→ **Objective**
Copy the lines below word for word, leaving out the pictures.

→ **Records provided**

········

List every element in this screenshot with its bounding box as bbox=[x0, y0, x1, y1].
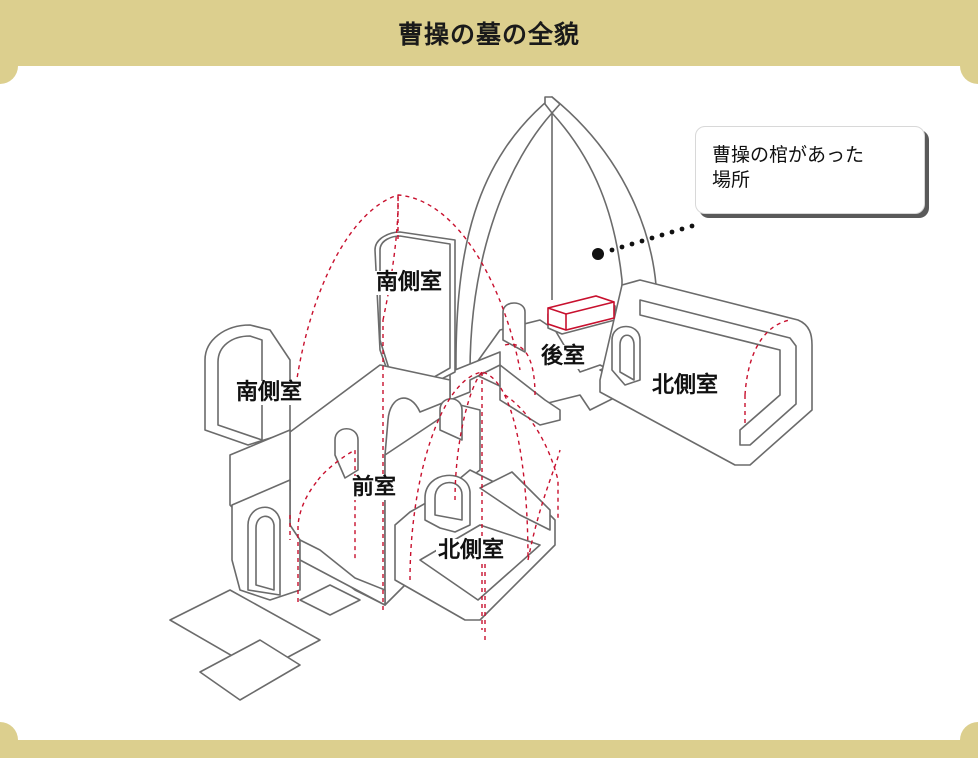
front-arch-right bbox=[439, 397, 463, 441]
page-title: 曹操の墓の全貌 bbox=[397, 20, 580, 49]
label-south-side-left: 南側室 bbox=[234, 380, 305, 405]
front-floor-step bbox=[299, 584, 361, 616]
dome-left-arc bbox=[297, 479, 319, 602]
dome-front-arc2 bbox=[454, 371, 483, 501]
callout-line-2: 場所 bbox=[712, 169, 751, 191]
label-rear-chamber: 後室 bbox=[539, 344, 588, 369]
callout-line-1: 曹操の棺があった bbox=[712, 144, 865, 166]
callout-leader bbox=[592, 223, 695, 260]
label-north-side-right: 北側室 bbox=[650, 373, 721, 398]
label-south-side-upper: 南側室 bbox=[374, 270, 445, 295]
label-front-chamber: 前室 bbox=[350, 475, 399, 500]
tomb-walls bbox=[169, 96, 813, 701]
north-right-arch-inner bbox=[619, 334, 635, 381]
dome-north-front bbox=[484, 449, 561, 640]
front-arch-left bbox=[334, 427, 359, 479]
dome-front-left bbox=[317, 448, 356, 560]
entrance-arch-inner bbox=[255, 515, 275, 591]
entrance-step-1 bbox=[169, 589, 321, 673]
callout-anchor-dot bbox=[592, 248, 604, 260]
coffin-location-top bbox=[547, 307, 567, 315]
dome-north-front-arc bbox=[504, 394, 559, 520]
label-north-side-front: 北側室 bbox=[436, 538, 507, 563]
coffin-location-top2 bbox=[565, 301, 615, 315]
rear-niche-left bbox=[502, 302, 526, 353]
coffin-location bbox=[547, 295, 615, 331]
south-left-inner bbox=[217, 335, 263, 441]
corridor-floor bbox=[499, 364, 561, 426]
header-bar: 曹操の墓の全貌 bbox=[0, 0, 978, 66]
north-right-inner-wall bbox=[639, 299, 797, 446]
panel-corner-tl bbox=[0, 48, 18, 84]
tomb-diagram bbox=[169, 96, 813, 701]
entrance-step-2 bbox=[199, 639, 301, 701]
rear-vault-ridge bbox=[544, 96, 561, 114]
dome-front-arc bbox=[409, 371, 529, 581]
dome-rear-link bbox=[504, 343, 536, 396]
coffin-callout: 曹操の棺があった 場所 bbox=[695, 126, 925, 214]
panel-corner-tr bbox=[960, 48, 978, 84]
north-front-arch-inner bbox=[434, 481, 463, 521]
south-upper-wall bbox=[379, 235, 451, 386]
north-front-rim bbox=[479, 471, 551, 531]
front-floor bbox=[299, 539, 386, 606]
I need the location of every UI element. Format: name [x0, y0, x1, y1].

········

→ **The solution**
List every element in this screenshot with its bounding box as bbox=[x0, y0, x1, y1].
front-arch-right bbox=[439, 397, 463, 441]
page-title: 曹操の墓の全貌 bbox=[397, 20, 580, 49]
label-south-side-left: 南側室 bbox=[234, 380, 305, 405]
front-floor-step bbox=[299, 584, 361, 616]
dome-left-arc bbox=[297, 479, 319, 602]
dome-front-arc2 bbox=[454, 371, 483, 501]
callout-line-2: 場所 bbox=[712, 169, 751, 191]
label-rear-chamber: 後室 bbox=[539, 344, 588, 369]
callout-line-1: 曹操の棺があった bbox=[712, 144, 865, 166]
callout-leader bbox=[592, 223, 695, 260]
label-north-side-right: 北側室 bbox=[650, 373, 721, 398]
label-south-side-upper: 南側室 bbox=[374, 270, 445, 295]
label-front-chamber: 前室 bbox=[350, 475, 399, 500]
tomb-walls bbox=[169, 96, 813, 701]
north-right-arch-inner bbox=[619, 334, 635, 381]
dome-north-front bbox=[484, 449, 561, 640]
front-arch-left bbox=[334, 427, 359, 479]
dome-front-left bbox=[317, 448, 356, 560]
entrance-arch-inner bbox=[255, 515, 275, 591]
entrance-step-1 bbox=[169, 589, 321, 673]
callout-anchor-dot bbox=[592, 248, 604, 260]
coffin-location-top bbox=[547, 307, 567, 315]
dome-north-front-arc bbox=[504, 394, 559, 520]
label-north-side-front: 北側室 bbox=[436, 538, 507, 563]
coffin-location-top2 bbox=[565, 301, 615, 315]
rear-niche-left bbox=[502, 302, 526, 353]
coffin-location bbox=[547, 295, 615, 331]
south-left-inner bbox=[217, 335, 263, 441]
corridor-floor bbox=[499, 364, 561, 426]
header-bar: 曹操の墓の全貌 bbox=[0, 0, 978, 66]
north-right-inner-wall bbox=[639, 299, 797, 446]
panel-corner-tl bbox=[0, 48, 18, 84]
tomb-diagram bbox=[169, 96, 813, 701]
entrance-step-2 bbox=[199, 639, 301, 701]
rear-vault-ridge bbox=[544, 96, 561, 114]
dome-front-arc bbox=[409, 371, 529, 581]
dome-rear-link bbox=[504, 343, 536, 396]
coffin-callout: 曹操の棺があった 場所 bbox=[695, 126, 925, 214]
panel-corner-tr bbox=[960, 48, 978, 84]
north-front-arch-inner bbox=[434, 481, 463, 521]
south-upper-wall bbox=[379, 235, 451, 386]
north-front-rim bbox=[479, 471, 551, 531]
front-floor bbox=[299, 539, 386, 606]
I need the location of every UI element. Format: name [x0, y0, x1, y1].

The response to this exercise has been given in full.